Exercise requirements: What follows is a set of entries. Repeat them exactly, but not their pictures.

*****

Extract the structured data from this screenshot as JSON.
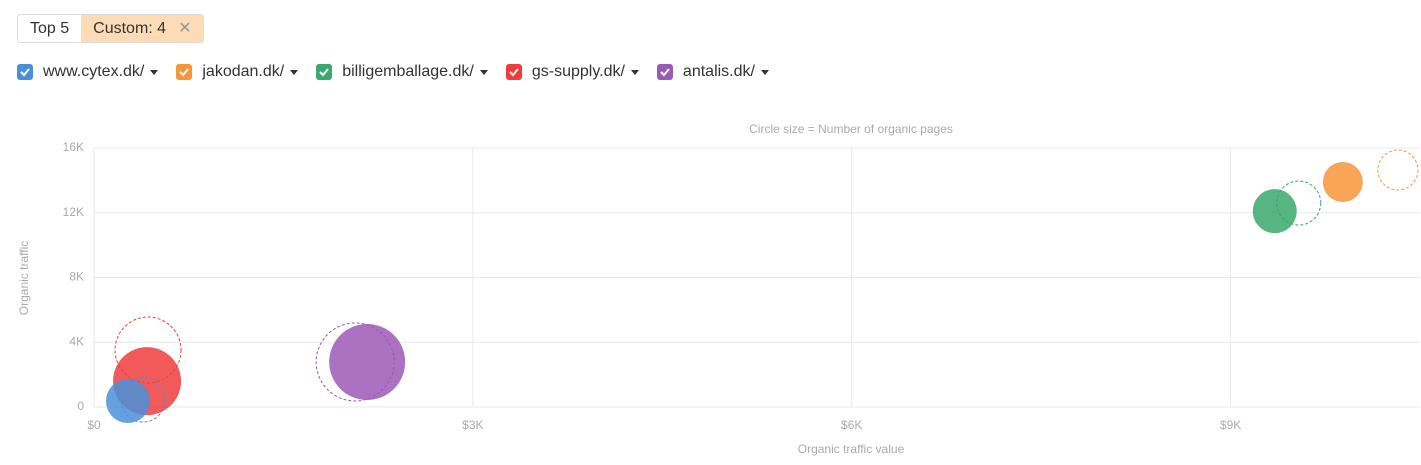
{
  "tabs": [
    "Top 5",
    "Custom: 4"
  ],
  "chart_data": {
    "type": "bubble",
    "subtitle": "Circle size = Number of organic pages",
    "x_label": "Organic traffic value",
    "y_label": "Organic traffic",
    "xlim": [
      0,
      10500
    ],
    "ylim": [
      0,
      16000
    ],
    "xticks": [
      {
        "value": 0,
        "label": "$0"
      },
      {
        "value": 3000,
        "label": "$3K"
      },
      {
        "value": 6000,
        "label": "$6K"
      },
      {
        "value": 9000,
        "label": "$9K"
      }
    ],
    "yticks": [
      0,
      {
        "value": 4000,
        "label": "4K"
      },
      {
        "value": 8000,
        "label": "8K"
      },
      {
        "value": 12000,
        "label": "12K"
      },
      {
        "value": 16000,
        "label": "16K"
      }
    ],
    "grid": true,
    "series": [
      {
        "name": "www.cytex.dk/",
        "color": "#4a90d9",
        "x": [
          269,
          388
        ],
        "y": [
          370,
          430
        ],
        "size": [
          484,
          484
        ]
      },
      {
        "name": "jakodan.dk/",
        "color": "#f7953a",
        "x": [
          9889,
          10325
        ],
        "y": [
          13900,
          14640
        ],
        "size": [
          400,
          400
        ]
      },
      {
        "name": "billigemballage.dk/",
        "color": "#3aa76d",
        "x": [
          9350,
          9540
        ],
        "y": [
          12100,
          12600
        ],
        "size": [
          484,
          484
        ]
      },
      {
        "name": "gs-supply.dk/",
        "color": "#f03c3c",
        "x": [
          420,
          428
        ],
        "y": [
          1600,
          3520
        ],
        "size": [
          1156,
          1089
        ]
      },
      {
        "name": "antalis.dk/",
        "color": "#9b59b6",
        "x": [
          2163,
          2068
        ],
        "y": [
          2780,
          2780
        ],
        "size": [
          1444,
          1521
        ]
      }
    ]
  }
}
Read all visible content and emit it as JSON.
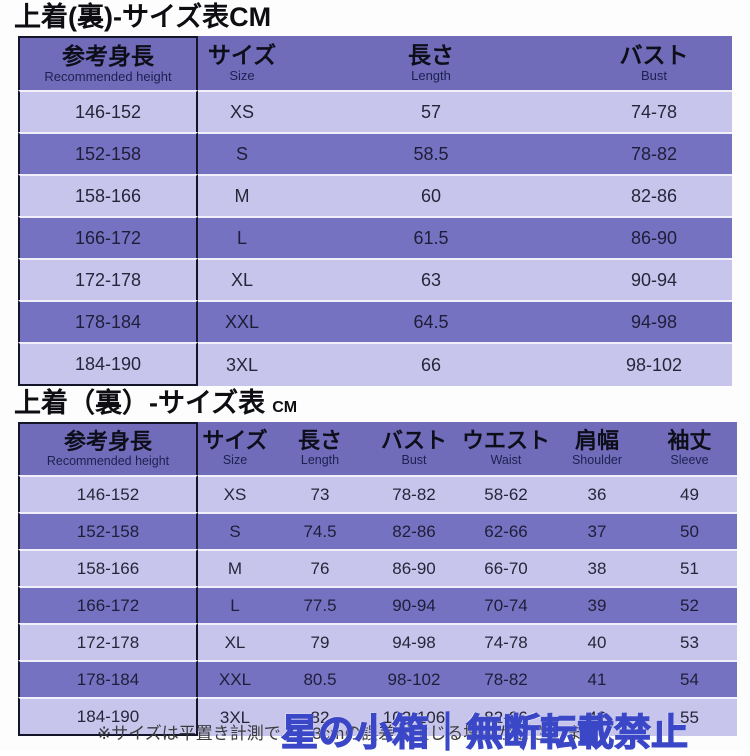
{
  "table1": {
    "title": "上着(裏)-サイズ表CM",
    "columns": [
      {
        "ja": "参考身長",
        "en": "Recommended height"
      },
      {
        "ja": "サイズ",
        "en": "Size"
      },
      {
        "ja": "長さ",
        "en": "Length"
      },
      {
        "ja": "バスト",
        "en": "Bust"
      }
    ],
    "rows": [
      [
        "146-152",
        "XS",
        "57",
        "74-78"
      ],
      [
        "152-158",
        "S",
        "58.5",
        "78-82"
      ],
      [
        "158-166",
        "M",
        "60",
        "82-86"
      ],
      [
        "166-172",
        "L",
        "61.5",
        "86-90"
      ],
      [
        "172-178",
        "XL",
        "63",
        "90-94"
      ],
      [
        "178-184",
        "XXL",
        "64.5",
        "94-98"
      ],
      [
        "184-190",
        "3XL",
        "66",
        "98-102"
      ]
    ]
  },
  "table2": {
    "title": "上着（裏）-サイズ表",
    "title_unit": "CM",
    "columns": [
      {
        "ja": "参考身長",
        "en": "Recommended height"
      },
      {
        "ja": "サイズ",
        "en": "Size"
      },
      {
        "ja": "長さ",
        "en": "Length"
      },
      {
        "ja": "バスト",
        "en": "Bust"
      },
      {
        "ja": "ウエスト",
        "en": "Waist"
      },
      {
        "ja": "肩幅",
        "en": "Shoulder"
      },
      {
        "ja": "袖丈",
        "en": "Sleeve"
      }
    ],
    "rows": [
      [
        "146-152",
        "XS",
        "73",
        "78-82",
        "58-62",
        "36",
        "49"
      ],
      [
        "152-158",
        "S",
        "74.5",
        "82-86",
        "62-66",
        "37",
        "50"
      ],
      [
        "158-166",
        "M",
        "76",
        "86-90",
        "66-70",
        "38",
        "51"
      ],
      [
        "166-172",
        "L",
        "77.5",
        "90-94",
        "70-74",
        "39",
        "52"
      ],
      [
        "172-178",
        "XL",
        "79",
        "94-98",
        "74-78",
        "40",
        "53"
      ],
      [
        "178-184",
        "XXL",
        "80.5",
        "98-102",
        "78-82",
        "41",
        "54"
      ],
      [
        "184-190",
        "3XL",
        "82",
        "102-106",
        "82-86",
        "42",
        "55"
      ]
    ]
  },
  "footer": {
    "note": "※サイズは平置き計測で、1-3cmの誤差が生じる場合がございます",
    "watermark": "星の小箱｜無断転載禁止"
  },
  "colors": {
    "header_bg": "#706cba",
    "row_dark": "#7672c2",
    "row_light": "#c8c5ec",
    "border_black": "#15152a",
    "watermark_blue": "#3a47c7"
  }
}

*****

Result:
Extract the structured data from this screenshot as JSON.
{
  "tabs": [
    "Top 5",
    "Custom: 4"
  ],
  "chart_data": {
    "type": "bubble",
    "subtitle": "Circle size = Number of organic pages",
    "x_label": "Organic traffic value",
    "y_label": "Organic traffic",
    "xlim": [
      0,
      10500
    ],
    "ylim": [
      0,
      16000
    ],
    "xticks": [
      {
        "value": 0,
        "label": "$0"
      },
      {
        "value": 3000,
        "label": "$3K"
      },
      {
        "value": 6000,
        "label": "$6K"
      },
      {
        "value": 9000,
        "label": "$9K"
      }
    ],
    "yticks": [
      0,
      {
        "value": 4000,
        "label": "4K"
      },
      {
        "value": 8000,
        "label": "8K"
      },
      {
        "value": 12000,
        "label": "12K"
      },
      {
        "value": 16000,
        "label": "16K"
      }
    ],
    "grid": true,
    "series": [
      {
        "name": "www.cytex.dk/",
        "color": "#4a90d9",
        "x": [
          269,
          388
        ],
        "y": [
          370,
          430
        ],
        "size": [
          484,
          484
        ]
      },
      {
        "name": "jakodan.dk/",
        "color": "#f7953a",
        "x": [
          9889,
          10325
        ],
        "y": [
          13900,
          14640
        ],
        "size": [
          400,
          400
        ]
      },
      {
        "name": "billigemballage.dk/",
        "color": "#3aa76d",
        "x": [
          9350,
          9540
        ],
        "y": [
          12100,
          12600
        ],
        "size": [
          484,
          484
        ]
      },
      {
        "name": "gs-supply.dk/",
        "color": "#f03c3c",
        "x": [
          420,
          428
        ],
        "y": [
          1600,
          3520
        ],
        "size": [
          1156,
          1089
        ]
      },
      {
        "name": "antalis.dk/",
        "color": "#9b59b6",
        "x": [
          2163,
          2068
        ],
        "y": [
          2780,
          2780
        ],
        "size": [
          1444,
          1521
        ]
      }
    ]
  }
}
Read all visible content and emit it as JSON.
{
  "table1": {
    "title": "上着(裏)-サイズ表CM",
    "columns": [
      {
        "ja": "参考身長",
        "en": "Recommended height"
      },
      {
        "ja": "サイズ",
        "en": "Size"
      },
      {
        "ja": "長さ",
        "en": "Length"
      },
      {
        "ja": "バスト",
        "en": "Bust"
      }
    ],
    "rows": [
      [
        "146-152",
        "XS",
        "57",
        "74-78"
      ],
      [
        "152-158",
        "S",
        "58.5",
        "78-82"
      ],
      [
        "158-166",
        "M",
        "60",
        "82-86"
      ],
      [
        "166-172",
        "L",
        "61.5",
        "86-90"
      ],
      [
        "172-178",
        "XL",
        "63",
        "90-94"
      ],
      [
        "178-184",
        "XXL",
        "64.5",
        "94-98"
      ],
      [
        "184-190",
        "3XL",
        "66",
        "98-102"
      ]
    ]
  },
  "table2": {
    "title": "上着（裏）-サイズ表",
    "title_unit": "CM",
    "columns": [
      {
        "ja": "参考身長",
        "en": "Recommended height"
      },
      {
        "ja": "サイズ",
        "en": "Size"
      },
      {
        "ja": "長さ",
        "en": "Length"
      },
      {
        "ja": "バスト",
        "en": "Bust"
      },
      {
        "ja": "ウエスト",
        "en": "Waist"
      },
      {
        "ja": "肩幅",
        "en": "Shoulder"
      },
      {
        "ja": "袖丈",
        "en": "Sleeve"
      }
    ],
    "rows": [
      [
        "146-152",
        "XS",
        "73",
        "78-82",
        "58-62",
        "36",
        "49"
      ],
      [
        "152-158",
        "S",
        "74.5",
        "82-86",
        "62-66",
        "37",
        "50"
      ],
      [
        "158-166",
        "M",
        "76",
        "86-90",
        "66-70",
        "38",
        "51"
      ],
      [
        "166-172",
        "L",
        "77.5",
        "90-94",
        "70-74",
        "39",
        "52"
      ],
      [
        "172-178",
        "XL",
        "79",
        "94-98",
        "74-78",
        "40",
        "53"
      ],
      [
        "178-184",
        "XXL",
        "80.5",
        "98-102",
        "78-82",
        "41",
        "54"
      ],
      [
        "184-190",
        "3XL",
        "82",
        "102-106",
        "82-86",
        "42",
        "55"
      ]
    ]
  },
  "footer": {
    "note": "※サイズは平置き計測で、1-3cmの誤差が生じる場合がございます",
    "watermark": "星の小箱｜無断転載禁止"
  },
  "colors": {
    "header_bg": "#706cba",
    "row_dark": "#7672c2",
    "row_light": "#c8c5ec",
    "border_black": "#15152a",
    "watermark_blue": "#3a47c7"
  }
}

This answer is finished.